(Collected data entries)
---------------

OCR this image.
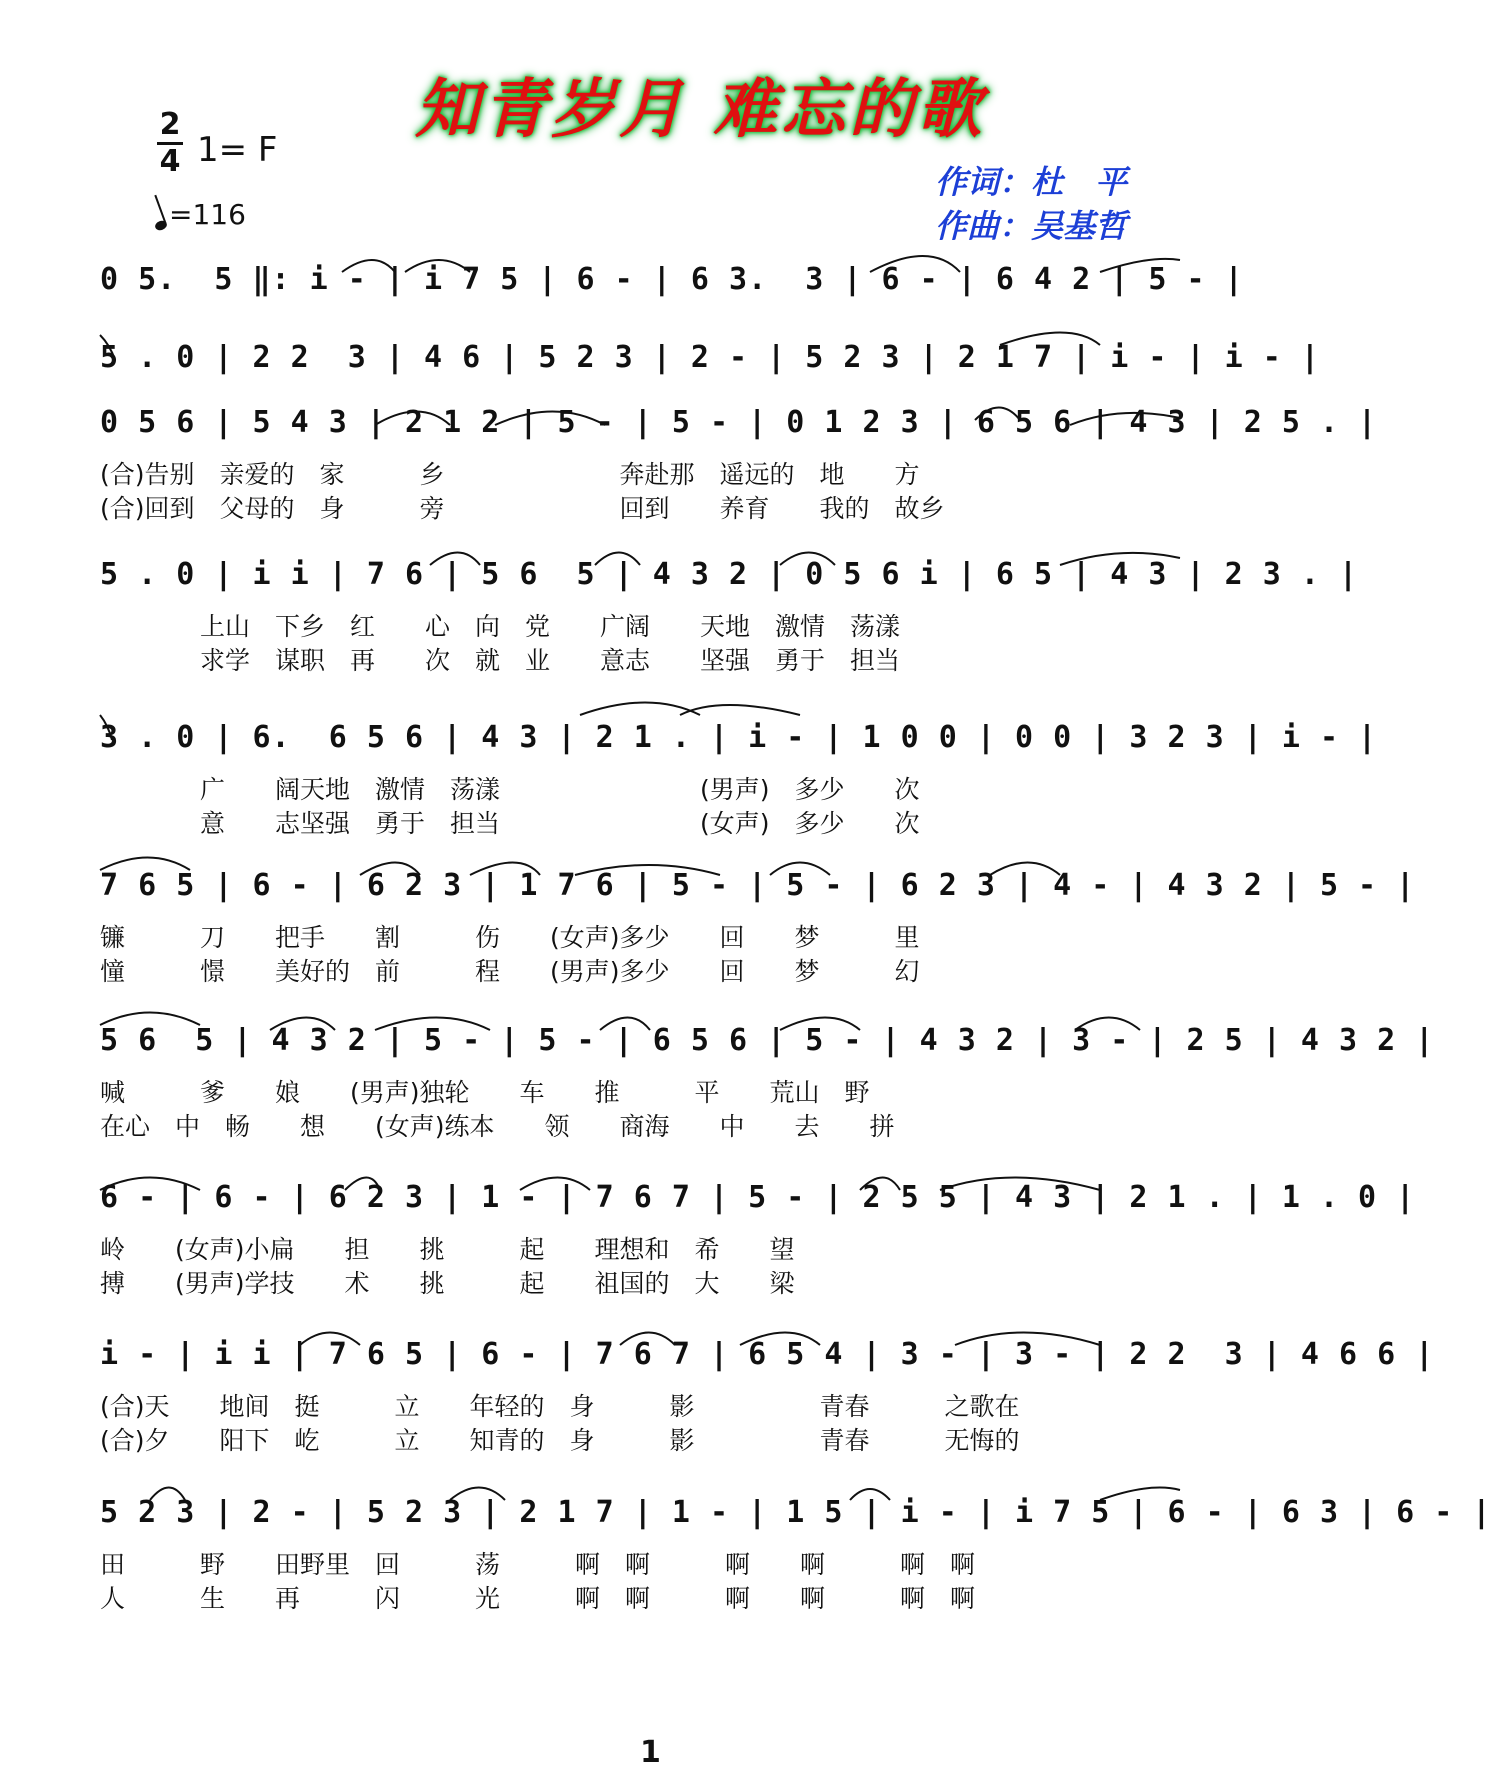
知青岁月 难忘的歌
2
4 1= F
=116
作词：杜　平
作曲：吴基哲
0 5.  5 ‖: i - | i 7 5 | 6 - | 6 3.  3 | 6 - | 6 4 2 | 5 - |
5 . 0 | 2 2  3 | 4 6 | 5 2 3 | 2 - | 5 2 3 | 2 1 7 | i - | i - |
0 5 6 | 5 4 3 | 2 1 2 | 5 - | 5 - | 0 1 2 3 | 6 5 6 | 4 3 | 2 5 . |
(合)告别　亲爱的　家　　　乡　　　　　　　奔赴那　遥远的　地　　方
(合)回到　父母的　身　　　旁　　　　　　　回到　　养育　　我的　故乡
5 . 0 | i i | 7 6 | 5 6  5 | 4 3 2 | 0 5 6 i | 6 5 | 4 3 | 2 3 . |
　　　　上山　下乡　红　　心　向　党　　广阔　　天地　激情　荡漾
　　　　求学　谋职　再　　次　就　业　　意志　　坚强　勇于　担当
3 . 0 | 6.  6 5 6 | 4 3 | 2 1 . | i - | 1 0 0 | 0 0 | 3 2 3 | i - |
　　　　广　　阔天地　激情　荡漾　　　　　　　　(男声)　多少　　次
　　　　意　　志坚强　勇于　担当　　　　　　　　(女声)　多少　　次
7 6 5 | 6 - | 6 2 3 | 1 7 6 | 5 - | 5 - | 6 2 3 | 4 - | 4 3 2 | 5 - |
镰　　　刀　　把手　　割　　　伤　　(女声)多少　　回　　梦　　　里
憧　　　憬　　美好的　前　　　程　　(男声)多少　　回　　梦　　　幻
5 6  5 | 4 3 2 | 5 - | 5 - | 6 5 6 | 5 - | 4 3 2 | 3 - | 2 5 | 4 3 2 |
喊　　　爹　　娘　　(男声)独轮　　车　　推　　　平　　荒山　野
在心　中　畅　　想　　(女声)练本　　领　　商海　　中　　去　　拼
6 - | 6 - | 6 2 3 | 1 - | 7 6 7 | 5 - | 2 5 5 | 4 3 | 2 1 . | 1 . 0 |
岭　　(女声)小扁　　担　　挑　　　起　　理想和　希　　望
搏　　(男声)学技　　术　　挑　　　起　　祖国的　大　　梁
i - | i i | 7 6 5 | 6 - | 7 6 7 | 6 5 4 | 3 - | 3 - | 2 2  3 | 4 6 6 |
(合)天　　地间　挺　　　立　　年轻的　身　　　影　　　　　青春　　　之歌在
(合)夕　　阳下　屹　　　立　　知青的　身　　　影　　　　　青春　　　无悔的
5 2 3 | 2 - | 5 2 3 | 2 1 7 | 1 - | 1 5 | i - | i 7 5 | 6 - | 6 3 | 6 - |
田　　　野　　田野里　回　　　荡　　　啊　啊　　　啊　　啊　　　啊　啊
人　　　生　　再　　　闪　　　光　　　啊　啊　　　啊　　啊　　　啊　啊
1
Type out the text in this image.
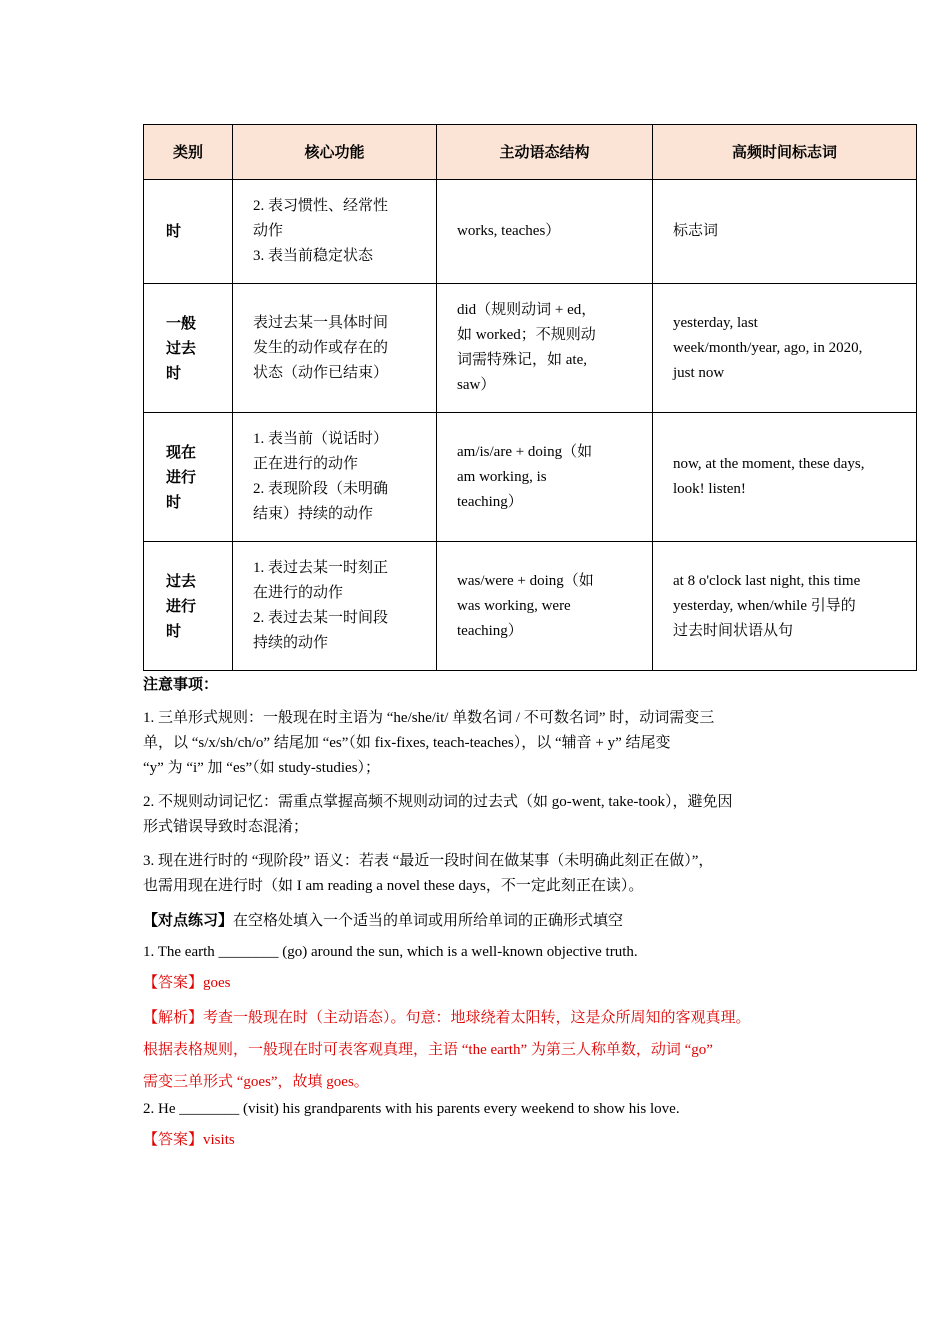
类别	核心功能	主动语态结构	高频时间标志词

时	2. 表习惯性、经常性
动作
3. 表当前稳定状态	works, teaches）	标志词

一般
过去
时	表过去某一具体时间
发生的动作或存在的
状态（动作已结束）	did（规则动词 + ed，
如 worked；不规则动
词需特殊记，如 ate,
saw）	yesterday, last
week/month/year, ago, in 2020,
just now

现在
进行
时	1. 表当前（说话时）
正在进行的动作
2. 表现阶段（未明确
结束）持续的动作	am/is/are + doing（如
am working, is
teaching）	now, at the moment, these days,
look! listen!

过去
进行
时	1. 表过去某一时刻正
在进行的动作
2. 表过去某一时间段
持续的动作	was/were + doing（如
was working, were
teaching）	at 8 o'clock last night, this time
yesterday, when/while 引导的
过去时间状语从句
注意事项：
1. 三单形式规则：一般现在时主语为 “he/she/it/ 单数名词 / 不可数名词” 时，动词需变三
单，以 “s/x/sh/ch/o” 结尾加 “es”（如 fix-fixes, teach-teaches），以 “辅音 + y” 结尾变
“y” 为 “i” 加 “es”（如 study-studies）；
2. 不规则动词记忆：需重点掌握高频不规则动词的过去式（如 go-went, take-took），避免因
形式错误导致时态混淆；
3. 现在进行时的 “现阶段” 语义：若表 “最近一段时间在做某事（未明确此刻正在做）”，
也需用现在进行时（如 I am reading a novel these days，不一定此刻正在读）。
【对点练习】在空格处填入一个适当的单词或用所给单词的正确形式填空
1. The earth ________ (go) around the sun, which is a well-known objective truth.
【答案】goes
【解析】考查一般现在时（主动语态）。句意：地球绕着太阳转，这是众所周知的客观真理。
根据表格规则，一般现在时可表客观真理，主语 “the earth” 为第三人称单数，动词 “go”
需变三单形式 “goes”，故填 goes。
2. He ________ (visit) his grandparents with his parents every weekend to show his love.
【答案】visits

---------------

• Work to do: Show the lines of the data that hold the word "were".

• Written solution:
持续的动作	was/were + doing（如
was working, were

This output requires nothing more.